### Directions for this task
Set the following entries down again exactly, line by line.

### Items
────
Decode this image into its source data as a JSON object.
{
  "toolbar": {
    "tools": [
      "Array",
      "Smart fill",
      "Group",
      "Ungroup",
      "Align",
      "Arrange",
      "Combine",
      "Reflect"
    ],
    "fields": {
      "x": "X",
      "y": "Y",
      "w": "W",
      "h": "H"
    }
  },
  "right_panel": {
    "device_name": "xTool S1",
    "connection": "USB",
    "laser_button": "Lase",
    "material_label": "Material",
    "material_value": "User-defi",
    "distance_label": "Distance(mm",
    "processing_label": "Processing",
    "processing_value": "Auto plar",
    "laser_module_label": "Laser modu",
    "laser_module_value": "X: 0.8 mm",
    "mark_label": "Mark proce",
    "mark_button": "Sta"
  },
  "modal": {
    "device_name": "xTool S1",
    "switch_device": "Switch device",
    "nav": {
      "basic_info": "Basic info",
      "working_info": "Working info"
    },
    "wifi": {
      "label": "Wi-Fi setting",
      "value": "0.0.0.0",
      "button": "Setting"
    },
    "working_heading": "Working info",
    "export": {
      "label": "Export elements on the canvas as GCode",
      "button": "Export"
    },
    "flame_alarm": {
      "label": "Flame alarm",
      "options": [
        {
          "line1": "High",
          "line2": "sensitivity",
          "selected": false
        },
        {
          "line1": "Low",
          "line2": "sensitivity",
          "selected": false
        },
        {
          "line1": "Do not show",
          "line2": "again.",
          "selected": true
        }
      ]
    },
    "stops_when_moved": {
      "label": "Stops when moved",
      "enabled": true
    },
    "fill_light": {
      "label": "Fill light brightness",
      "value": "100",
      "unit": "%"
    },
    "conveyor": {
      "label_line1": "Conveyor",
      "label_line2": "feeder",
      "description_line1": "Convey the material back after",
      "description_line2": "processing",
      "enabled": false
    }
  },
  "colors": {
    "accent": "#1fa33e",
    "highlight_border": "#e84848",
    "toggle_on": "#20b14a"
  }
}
────
### Task response
Decode this image into its source data as a JSON object.
{
  "toolbar": {
    "tools": [
      "Array",
      "Smart fill",
      "Group",
      "Ungroup",
      "Align",
      "Arrange",
      "Combine",
      "Reflect"
    ],
    "fields": {
      "x": "X",
      "y": "Y",
      "w": "W",
      "h": "H"
    }
  },
  "right_panel": {
    "device_name": "xTool S1",
    "connection": "USB",
    "laser_button": "Lase",
    "material_label": "Material",
    "material_value": "User-defi",
    "distance_label": "Distance(mm",
    "processing_label": "Processing",
    "processing_value": "Auto plar",
    "laser_module_label": "Laser modu",
    "laser_module_value": "X: 0.8 mm",
    "mark_label": "Mark proce",
    "mark_button": "Sta"
  },
  "modal": {
    "device_name": "xTool S1",
    "switch_device": "Switch device",
    "nav": {
      "basic_info": "Basic info",
      "working_info": "Working info"
    },
    "wifi": {
      "label": "Wi-Fi setting",
      "value": "0.0.0.0",
      "button": "Setting"
    },
    "working_heading": "Working info",
    "export": {
      "label": "Export elements on the canvas as GCode",
      "button": "Export"
    },
    "flame_alarm": {
      "label": "Flame alarm",
      "options": [
        {
          "line1": "High",
          "line2": "sensitivity",
          "selected": false
        },
        {
          "line1": "Low",
          "line2": "sensitivity",
          "selected": false
        },
        {
          "line1": "Do not show",
          "line2": "again.",
          "selected": true
        }
      ]
    },
    "stops_when_moved": {
      "label": "Stops when moved",
      "enabled": true
    },
    "fill_light": {
      "label": "Fill light brightness",
      "value": "100",
      "unit": "%"
    },
    "conveyor": {
      "label_line1": "Conveyor",
      "label_line2": "feeder",
      "description_line1": "Convey the material back after",
      "description_line2": "processing",
      "enabled": false
    }
  },
  "colors": {
    "accent": "#1fa33e",
    "highlight_border": "#e84848",
    "toggle_on": "#20b14a"
  }
}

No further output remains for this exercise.